- _Task objective_: Would you pull out every line of the material that contains the string "определения"?

────────

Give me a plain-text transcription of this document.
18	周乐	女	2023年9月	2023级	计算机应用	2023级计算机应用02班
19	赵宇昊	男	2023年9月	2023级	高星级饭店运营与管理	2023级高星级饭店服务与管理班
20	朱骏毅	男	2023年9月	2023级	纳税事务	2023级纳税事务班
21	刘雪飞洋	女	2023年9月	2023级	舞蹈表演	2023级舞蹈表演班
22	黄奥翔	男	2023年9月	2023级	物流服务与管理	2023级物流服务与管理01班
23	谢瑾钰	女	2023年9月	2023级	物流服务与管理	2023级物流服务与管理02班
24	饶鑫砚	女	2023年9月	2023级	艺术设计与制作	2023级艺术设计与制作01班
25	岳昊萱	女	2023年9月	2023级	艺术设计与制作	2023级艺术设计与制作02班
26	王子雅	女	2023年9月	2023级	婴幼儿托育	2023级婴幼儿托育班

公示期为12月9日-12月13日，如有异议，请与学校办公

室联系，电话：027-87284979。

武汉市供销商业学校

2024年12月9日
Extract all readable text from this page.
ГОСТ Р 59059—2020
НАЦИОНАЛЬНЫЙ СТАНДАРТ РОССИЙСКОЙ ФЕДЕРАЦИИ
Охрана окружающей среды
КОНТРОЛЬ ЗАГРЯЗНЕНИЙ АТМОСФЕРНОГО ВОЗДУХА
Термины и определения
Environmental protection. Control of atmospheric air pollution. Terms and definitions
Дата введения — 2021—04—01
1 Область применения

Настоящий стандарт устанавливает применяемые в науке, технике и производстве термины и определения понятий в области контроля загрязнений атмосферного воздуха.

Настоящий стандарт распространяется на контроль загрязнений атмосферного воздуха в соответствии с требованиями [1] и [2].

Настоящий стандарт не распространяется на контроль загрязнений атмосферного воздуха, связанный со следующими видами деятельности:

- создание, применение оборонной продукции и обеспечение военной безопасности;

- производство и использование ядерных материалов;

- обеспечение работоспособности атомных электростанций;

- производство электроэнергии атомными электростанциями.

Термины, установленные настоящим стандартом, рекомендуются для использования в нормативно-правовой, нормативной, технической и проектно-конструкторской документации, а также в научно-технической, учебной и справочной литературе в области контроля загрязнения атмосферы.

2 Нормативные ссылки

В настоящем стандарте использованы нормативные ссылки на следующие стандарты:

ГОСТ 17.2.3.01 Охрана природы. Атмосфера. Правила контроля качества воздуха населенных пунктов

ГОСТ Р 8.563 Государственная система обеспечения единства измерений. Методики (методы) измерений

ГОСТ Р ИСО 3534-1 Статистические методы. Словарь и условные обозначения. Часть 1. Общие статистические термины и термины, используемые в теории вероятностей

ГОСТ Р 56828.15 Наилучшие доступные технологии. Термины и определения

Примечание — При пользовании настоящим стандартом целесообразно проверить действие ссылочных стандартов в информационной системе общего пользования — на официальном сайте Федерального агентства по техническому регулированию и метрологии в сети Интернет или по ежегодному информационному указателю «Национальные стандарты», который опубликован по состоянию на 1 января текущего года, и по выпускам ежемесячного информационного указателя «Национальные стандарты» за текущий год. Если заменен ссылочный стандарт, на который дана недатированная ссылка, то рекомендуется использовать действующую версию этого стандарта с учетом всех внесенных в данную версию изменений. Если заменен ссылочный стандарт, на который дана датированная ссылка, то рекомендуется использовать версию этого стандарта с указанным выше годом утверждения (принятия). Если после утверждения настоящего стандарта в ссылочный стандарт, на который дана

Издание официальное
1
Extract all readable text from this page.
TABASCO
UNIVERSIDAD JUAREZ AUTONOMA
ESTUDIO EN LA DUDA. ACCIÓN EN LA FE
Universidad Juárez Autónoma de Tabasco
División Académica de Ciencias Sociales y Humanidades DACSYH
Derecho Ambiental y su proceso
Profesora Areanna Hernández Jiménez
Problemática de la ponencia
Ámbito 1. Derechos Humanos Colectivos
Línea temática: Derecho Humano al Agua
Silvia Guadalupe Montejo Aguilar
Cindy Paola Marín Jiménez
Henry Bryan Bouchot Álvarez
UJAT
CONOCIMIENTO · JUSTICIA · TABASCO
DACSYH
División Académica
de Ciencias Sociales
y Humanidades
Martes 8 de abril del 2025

────────

- _Result of this exercise_:
Термины и определения
Настоящий стандарт устанавливает применяемые в науке, технике и производстве термины и определения понятий в области контроля загрязнений атмосферного воздуха.
ГОСТ Р 56828.15 Наилучшие доступные технологии. Термины и определения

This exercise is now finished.